= TASK BRIEF =
Count every line that has the word "JSON" in it; give no more than the number.

= Recorded data =
▼▼▼
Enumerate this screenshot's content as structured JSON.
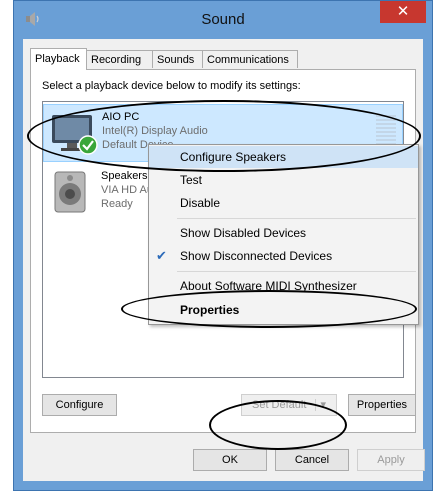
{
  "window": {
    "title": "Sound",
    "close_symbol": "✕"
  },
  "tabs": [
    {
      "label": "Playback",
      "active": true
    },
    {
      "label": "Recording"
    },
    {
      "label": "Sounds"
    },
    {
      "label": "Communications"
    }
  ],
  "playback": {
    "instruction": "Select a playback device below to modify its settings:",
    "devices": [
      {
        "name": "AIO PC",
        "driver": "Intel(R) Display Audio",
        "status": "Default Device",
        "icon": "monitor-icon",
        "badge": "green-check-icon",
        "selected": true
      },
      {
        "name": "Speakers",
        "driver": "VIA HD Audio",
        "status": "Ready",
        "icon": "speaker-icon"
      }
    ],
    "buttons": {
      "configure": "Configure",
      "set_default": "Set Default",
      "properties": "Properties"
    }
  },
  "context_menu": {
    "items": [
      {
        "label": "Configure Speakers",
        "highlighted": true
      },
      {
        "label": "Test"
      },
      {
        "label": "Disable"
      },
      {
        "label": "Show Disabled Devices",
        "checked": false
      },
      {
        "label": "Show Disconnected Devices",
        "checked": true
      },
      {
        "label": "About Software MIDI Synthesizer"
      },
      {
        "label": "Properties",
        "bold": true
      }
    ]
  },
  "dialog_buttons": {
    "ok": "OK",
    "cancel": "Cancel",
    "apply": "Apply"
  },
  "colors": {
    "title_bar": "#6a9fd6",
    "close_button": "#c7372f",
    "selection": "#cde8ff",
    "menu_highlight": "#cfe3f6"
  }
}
▲▲▲
▼▼▼
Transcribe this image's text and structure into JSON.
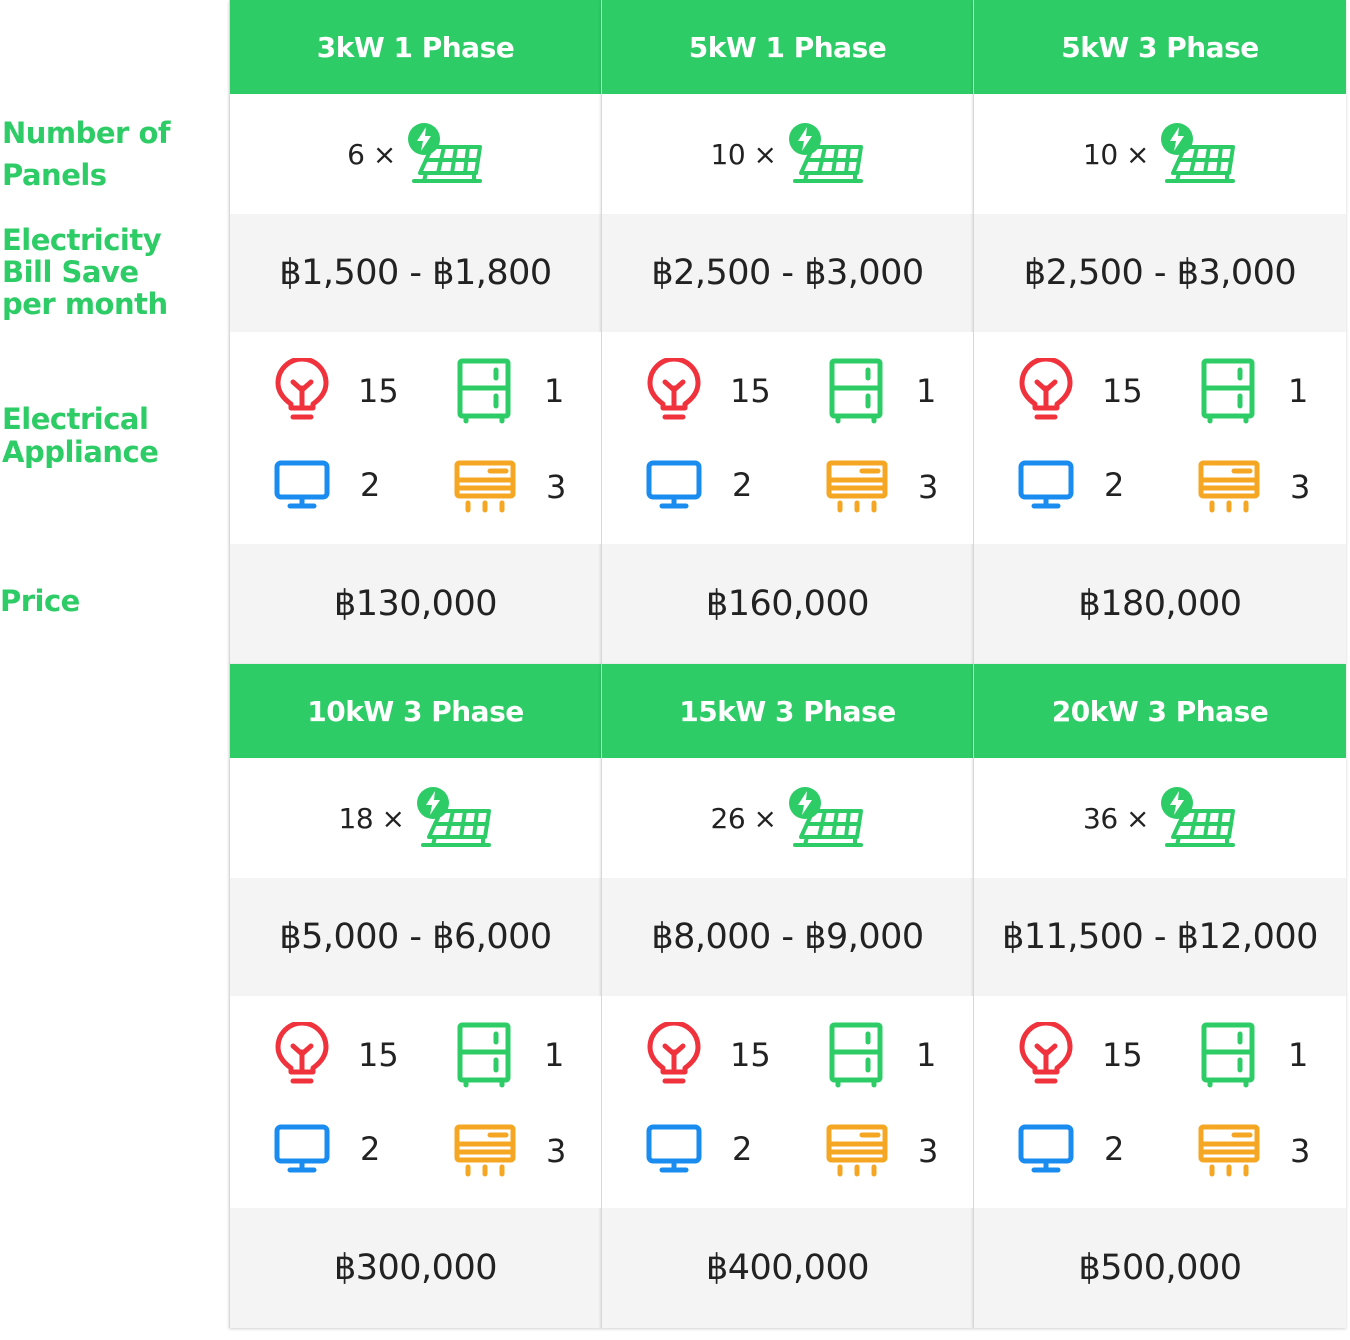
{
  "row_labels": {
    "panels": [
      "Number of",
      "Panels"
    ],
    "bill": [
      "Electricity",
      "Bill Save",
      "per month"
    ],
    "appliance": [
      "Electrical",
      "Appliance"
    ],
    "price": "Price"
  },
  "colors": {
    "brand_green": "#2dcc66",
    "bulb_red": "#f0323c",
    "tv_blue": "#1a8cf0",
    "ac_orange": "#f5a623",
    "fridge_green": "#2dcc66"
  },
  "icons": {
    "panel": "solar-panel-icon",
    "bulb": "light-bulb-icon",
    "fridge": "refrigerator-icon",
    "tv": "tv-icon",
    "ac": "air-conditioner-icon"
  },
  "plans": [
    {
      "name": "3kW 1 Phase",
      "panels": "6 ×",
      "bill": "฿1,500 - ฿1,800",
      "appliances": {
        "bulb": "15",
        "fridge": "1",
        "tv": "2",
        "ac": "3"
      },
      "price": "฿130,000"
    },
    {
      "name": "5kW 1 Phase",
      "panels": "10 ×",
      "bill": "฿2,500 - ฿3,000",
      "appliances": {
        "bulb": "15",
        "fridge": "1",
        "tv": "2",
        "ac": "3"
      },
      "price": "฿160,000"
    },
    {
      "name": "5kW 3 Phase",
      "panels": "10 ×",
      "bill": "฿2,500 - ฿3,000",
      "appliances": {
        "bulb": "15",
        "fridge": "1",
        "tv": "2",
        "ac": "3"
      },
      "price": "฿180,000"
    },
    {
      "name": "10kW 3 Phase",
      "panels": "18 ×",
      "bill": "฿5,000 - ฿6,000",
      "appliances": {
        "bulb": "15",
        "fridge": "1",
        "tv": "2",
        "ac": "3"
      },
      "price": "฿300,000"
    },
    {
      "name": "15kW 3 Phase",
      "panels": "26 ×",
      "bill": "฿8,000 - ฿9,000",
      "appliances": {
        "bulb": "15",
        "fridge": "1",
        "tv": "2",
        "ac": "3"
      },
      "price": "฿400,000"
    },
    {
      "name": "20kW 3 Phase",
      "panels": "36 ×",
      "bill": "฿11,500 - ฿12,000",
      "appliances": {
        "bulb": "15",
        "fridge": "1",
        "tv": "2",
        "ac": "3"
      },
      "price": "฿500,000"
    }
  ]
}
▲▲▲
= FINISHED TASK =
2